Present the following data again exactly as it is shown.

═══ Dataset entries

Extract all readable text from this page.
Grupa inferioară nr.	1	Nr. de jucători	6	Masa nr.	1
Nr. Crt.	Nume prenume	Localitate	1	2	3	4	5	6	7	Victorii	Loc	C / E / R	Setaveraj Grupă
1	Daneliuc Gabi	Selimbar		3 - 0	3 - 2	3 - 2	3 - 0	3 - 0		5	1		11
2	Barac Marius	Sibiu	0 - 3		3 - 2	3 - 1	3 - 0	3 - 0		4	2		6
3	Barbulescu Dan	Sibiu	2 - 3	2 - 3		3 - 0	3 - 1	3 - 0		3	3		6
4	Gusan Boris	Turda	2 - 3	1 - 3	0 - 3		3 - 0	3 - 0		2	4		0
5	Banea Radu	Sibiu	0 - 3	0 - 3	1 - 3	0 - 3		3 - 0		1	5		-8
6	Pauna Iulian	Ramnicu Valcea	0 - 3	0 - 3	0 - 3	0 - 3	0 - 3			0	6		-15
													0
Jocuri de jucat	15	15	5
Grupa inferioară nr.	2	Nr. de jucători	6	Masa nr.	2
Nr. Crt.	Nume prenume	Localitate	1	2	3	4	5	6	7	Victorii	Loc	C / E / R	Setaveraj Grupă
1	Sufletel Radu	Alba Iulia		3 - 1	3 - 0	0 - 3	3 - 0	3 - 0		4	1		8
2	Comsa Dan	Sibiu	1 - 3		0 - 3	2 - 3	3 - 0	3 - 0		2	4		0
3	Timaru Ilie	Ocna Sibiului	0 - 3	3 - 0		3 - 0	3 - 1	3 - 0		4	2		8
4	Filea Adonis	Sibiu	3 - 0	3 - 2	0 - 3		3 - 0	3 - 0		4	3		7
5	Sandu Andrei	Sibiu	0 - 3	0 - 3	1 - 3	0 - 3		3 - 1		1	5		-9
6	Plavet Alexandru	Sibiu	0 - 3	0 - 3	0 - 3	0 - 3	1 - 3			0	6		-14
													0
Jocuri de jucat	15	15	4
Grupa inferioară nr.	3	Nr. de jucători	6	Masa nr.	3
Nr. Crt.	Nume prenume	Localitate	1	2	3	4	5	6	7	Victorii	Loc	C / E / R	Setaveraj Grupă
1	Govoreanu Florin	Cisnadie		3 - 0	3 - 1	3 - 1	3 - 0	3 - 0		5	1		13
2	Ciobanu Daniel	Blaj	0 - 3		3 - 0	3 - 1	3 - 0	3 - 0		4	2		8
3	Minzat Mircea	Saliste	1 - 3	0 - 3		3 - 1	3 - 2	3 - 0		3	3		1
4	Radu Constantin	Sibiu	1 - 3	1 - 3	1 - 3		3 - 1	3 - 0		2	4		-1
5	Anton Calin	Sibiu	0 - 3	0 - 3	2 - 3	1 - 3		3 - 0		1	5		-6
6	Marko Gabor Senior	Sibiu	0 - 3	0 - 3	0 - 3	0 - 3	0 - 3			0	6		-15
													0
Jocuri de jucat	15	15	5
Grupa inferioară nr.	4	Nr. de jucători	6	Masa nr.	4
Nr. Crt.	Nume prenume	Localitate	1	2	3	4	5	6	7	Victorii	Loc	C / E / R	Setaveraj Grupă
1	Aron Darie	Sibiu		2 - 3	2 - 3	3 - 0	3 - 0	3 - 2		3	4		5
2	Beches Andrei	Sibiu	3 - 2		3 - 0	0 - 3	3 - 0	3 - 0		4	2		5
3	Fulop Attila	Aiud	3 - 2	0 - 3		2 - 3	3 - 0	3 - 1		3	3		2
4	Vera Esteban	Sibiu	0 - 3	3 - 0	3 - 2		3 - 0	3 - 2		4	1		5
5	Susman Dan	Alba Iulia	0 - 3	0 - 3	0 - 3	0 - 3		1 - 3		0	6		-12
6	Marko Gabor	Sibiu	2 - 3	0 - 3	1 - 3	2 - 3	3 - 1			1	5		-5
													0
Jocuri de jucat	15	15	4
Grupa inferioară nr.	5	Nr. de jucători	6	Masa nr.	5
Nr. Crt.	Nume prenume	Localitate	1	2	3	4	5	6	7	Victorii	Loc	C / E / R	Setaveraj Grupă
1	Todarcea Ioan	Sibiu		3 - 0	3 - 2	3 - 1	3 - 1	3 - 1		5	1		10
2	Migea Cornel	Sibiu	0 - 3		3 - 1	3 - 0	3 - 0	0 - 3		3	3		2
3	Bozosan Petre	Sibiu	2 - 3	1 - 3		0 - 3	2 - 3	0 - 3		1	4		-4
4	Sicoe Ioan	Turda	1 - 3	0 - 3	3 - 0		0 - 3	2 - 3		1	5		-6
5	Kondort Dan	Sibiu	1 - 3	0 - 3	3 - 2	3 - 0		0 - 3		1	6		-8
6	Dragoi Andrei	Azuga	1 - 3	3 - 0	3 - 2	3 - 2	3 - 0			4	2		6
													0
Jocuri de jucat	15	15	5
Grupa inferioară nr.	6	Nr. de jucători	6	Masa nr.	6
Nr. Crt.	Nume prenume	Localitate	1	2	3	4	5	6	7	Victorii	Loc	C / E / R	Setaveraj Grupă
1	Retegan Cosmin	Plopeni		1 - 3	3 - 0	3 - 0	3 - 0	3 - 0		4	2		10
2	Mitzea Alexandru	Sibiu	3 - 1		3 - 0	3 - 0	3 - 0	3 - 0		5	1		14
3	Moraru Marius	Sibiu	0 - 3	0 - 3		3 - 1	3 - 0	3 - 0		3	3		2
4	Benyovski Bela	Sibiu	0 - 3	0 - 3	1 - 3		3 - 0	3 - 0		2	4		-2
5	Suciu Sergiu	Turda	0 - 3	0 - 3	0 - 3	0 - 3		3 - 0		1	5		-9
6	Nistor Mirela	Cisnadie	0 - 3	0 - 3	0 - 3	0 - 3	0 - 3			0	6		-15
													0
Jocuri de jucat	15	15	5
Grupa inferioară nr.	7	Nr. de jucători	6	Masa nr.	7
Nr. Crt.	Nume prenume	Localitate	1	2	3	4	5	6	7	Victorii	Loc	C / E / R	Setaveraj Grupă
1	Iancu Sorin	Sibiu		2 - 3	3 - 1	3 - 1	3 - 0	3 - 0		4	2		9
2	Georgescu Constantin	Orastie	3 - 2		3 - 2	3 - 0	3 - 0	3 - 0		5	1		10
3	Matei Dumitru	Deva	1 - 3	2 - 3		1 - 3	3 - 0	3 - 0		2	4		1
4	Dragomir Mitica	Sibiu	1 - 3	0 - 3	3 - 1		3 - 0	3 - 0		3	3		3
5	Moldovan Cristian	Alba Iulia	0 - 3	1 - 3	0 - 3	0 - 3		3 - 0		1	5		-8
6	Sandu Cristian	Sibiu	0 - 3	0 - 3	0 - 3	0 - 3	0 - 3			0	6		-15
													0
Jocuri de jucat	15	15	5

══════

The reply =
Extract all readable text from this page.
Grupa inferioară nr.	1	Nr. de jucători	6	Masa nr.	1
Nr. Crt.	Nume prenume	Localitate	1	2	3	4	5	6	7	Victorii	Loc	C / E / R	Setaveraj Grupă
1	Daneliuc Gabi	Selimbar		3 - 0	3 - 2	3 - 2	3 - 0	3 - 0		5	1		11
2	Barac Marius	Sibiu	0 - 3		3 - 2	3 - 1	3 - 0	3 - 0		4	2		6
3	Barbulescu Dan	Sibiu	2 - 3	2 - 3		3 - 0	3 - 1	3 - 0		3	3		6
4	Gusan Boris	Turda	2 - 3	1 - 3	0 - 3		3 - 0	3 - 0		2	4		0
5	Banea Radu	Sibiu	0 - 3	0 - 3	1 - 3	0 - 3		3 - 0		1	5		-8
6	Pauna Iulian	Ramnicu Valcea	0 - 3	0 - 3	0 - 3	0 - 3	0 - 3			0	6		-15
													0
Jocuri de jucat	15	15	5
Grupa inferioară nr.	2	Nr. de jucători	6	Masa nr.	2
Nr. Crt.	Nume prenume	Localitate	1	2	3	4	5	6	7	Victorii	Loc	C / E / R	Setaveraj Grupă
1	Sufletel Radu	Alba Iulia		3 - 1	3 - 0	0 - 3	3 - 0	3 - 0		4	1		8
2	Comsa Dan	Sibiu	1 - 3		0 - 3	2 - 3	3 - 0	3 - 0		2	4		0
3	Timaru Ilie	Ocna Sibiului	0 - 3	3 - 0		3 - 0	3 - 1	3 - 0		4	2		8
4	Filea Adonis	Sibiu	3 - 0	3 - 2	0 - 3		3 - 0	3 - 0		4	3		7
5	Sandu Andrei	Sibiu	0 - 3	0 - 3	1 - 3	0 - 3		3 - 1		1	5		-9
6	Plavet Alexandru	Sibiu	0 - 3	0 - 3	0 - 3	0 - 3	1 - 3			0	6		-14
													0
Jocuri de jucat	15	15	4
Grupa inferioară nr.	3	Nr. de jucători	6	Masa nr.	3
Nr. Crt.	Nume prenume	Localitate	1	2	3	4	5	6	7	Victorii	Loc	C / E / R	Setaveraj Grupă
1	Govoreanu Florin	Cisnadie		3 - 0	3 - 1	3 - 1	3 - 0	3 - 0		5	1		13
2	Ciobanu Daniel	Blaj	0 - 3		3 - 0	3 - 1	3 - 0	3 - 0		4	2		8
3	Minzat Mircea	Saliste	1 - 3	0 - 3		3 - 1	3 - 2	3 - 0		3	3		1
4	Radu Constantin	Sibiu	1 - 3	1 - 3	1 - 3		3 - 1	3 - 0		2	4		-1
5	Anton Calin	Sibiu	0 - 3	0 - 3	2 - 3	1 - 3		3 - 0		1	5		-6
6	Marko Gabor Senior	Sibiu	0 - 3	0 - 3	0 - 3	0 - 3	0 - 3			0	6		-15
													0
Jocuri de jucat	15	15	5
Grupa inferioară nr.	4	Nr. de jucători	6	Masa nr.	4
Nr. Crt.	Nume prenume	Localitate	1	2	3	4	5	6	7	Victorii	Loc	C / E / R	Setaveraj Grupă
1	Aron Darie	Sibiu		2 - 3	2 - 3	3 - 0	3 - 0	3 - 2		3	4		5
2	Beches Andrei	Sibiu	3 - 2		3 - 0	0 - 3	3 - 0	3 - 0		4	2		5
3	Fulop Attila	Aiud	3 - 2	0 - 3		2 - 3	3 - 0	3 - 1		3	3		2
4	Vera Esteban	Sibiu	0 - 3	3 - 0	3 - 2		3 - 0	3 - 2		4	1		5
5	Susman Dan	Alba Iulia	0 - 3	0 - 3	0 - 3	0 - 3		1 - 3		0	6		-12
6	Marko Gabor	Sibiu	2 - 3	0 - 3	1 - 3	2 - 3	3 - 1			1	5		-5
													0
Jocuri de jucat	15	15	4
Grupa inferioară nr.	5	Nr. de jucători	6	Masa nr.	5
Nr. Crt.	Nume prenume	Localitate	1	2	3	4	5	6	7	Victorii	Loc	C / E / R	Setaveraj Grupă
1	Todarcea Ioan	Sibiu		3 - 0	3 - 2	3 - 1	3 - 1	3 - 1		5	1		10
2	Migea Cornel	Sibiu	0 - 3		3 - 1	3 - 0	3 - 0	0 - 3		3	3		2
3	Bozosan Petre	Sibiu	2 - 3	1 - 3		0 - 3	2 - 3	0 - 3		1	4		-4
4	Sicoe Ioan	Turda	1 - 3	0 - 3	3 - 0		0 - 3	2 - 3		1	5		-6
5	Kondort Dan	Sibiu	1 - 3	0 - 3	3 - 2	3 - 0		0 - 3		1	6		-8
6	Dragoi Andrei	Azuga	1 - 3	3 - 0	3 - 2	3 - 2	3 - 0			4	2		6
													0
Jocuri de jucat	15	15	5
Grupa inferioară nr.	6	Nr. de jucători	6	Masa nr.	6
Nr. Crt.	Nume prenume	Localitate	1	2	3	4	5	6	7	Victorii	Loc	C / E / R	Setaveraj Grupă
1	Retegan Cosmin	Plopeni		1 - 3	3 - 0	3 - 0	3 - 0	3 - 0		4	2		10
2	Mitzea Alexandru	Sibiu	3 - 1		3 - 0	3 - 0	3 - 0	3 - 0		5	1		14
3	Moraru Marius	Sibiu	0 - 3	0 - 3		3 - 1	3 - 0	3 - 0		3	3		2
4	Benyovski Bela	Sibiu	0 - 3	0 - 3	1 - 3		3 - 0	3 - 0		2	4		-2
5	Suciu Sergiu	Turda	0 - 3	0 - 3	0 - 3	0 - 3		3 - 0		1	5		-9
6	Nistor Mirela	Cisnadie	0 - 3	0 - 3	0 - 3	0 - 3	0 - 3			0	6		-15
													0
Jocuri de jucat	15	15	5
Grupa inferioară nr.	7	Nr. de jucători	6	Masa nr.	7
Nr. Crt.	Nume prenume	Localitate	1	2	3	4	5	6	7	Victorii	Loc	C / E / R	Setaveraj Grupă
1	Iancu Sorin	Sibiu		2 - 3	3 - 1	3 - 1	3 - 0	3 - 0		4	2		9
2	Georgescu Constantin	Orastie	3 - 2		3 - 2	3 - 0	3 - 0	3 - 0		5	1		10
3	Matei Dumitru	Deva	1 - 3	2 - 3		1 - 3	3 - 0	3 - 0		2	4		1
4	Dragomir Mitica	Sibiu	1 - 3	0 - 3	3 - 1		3 - 0	3 - 0		3	3		3
5	Moldovan Cristian	Alba Iulia	0 - 3	1 - 3	0 - 3	0 - 3		3 - 0		1	5		-8
6	Sandu Cristian	Sibiu	0 - 3	0 - 3	0 - 3	0 - 3	0 - 3			0	6		-15
													0
Jocuri de jucat	15	15	5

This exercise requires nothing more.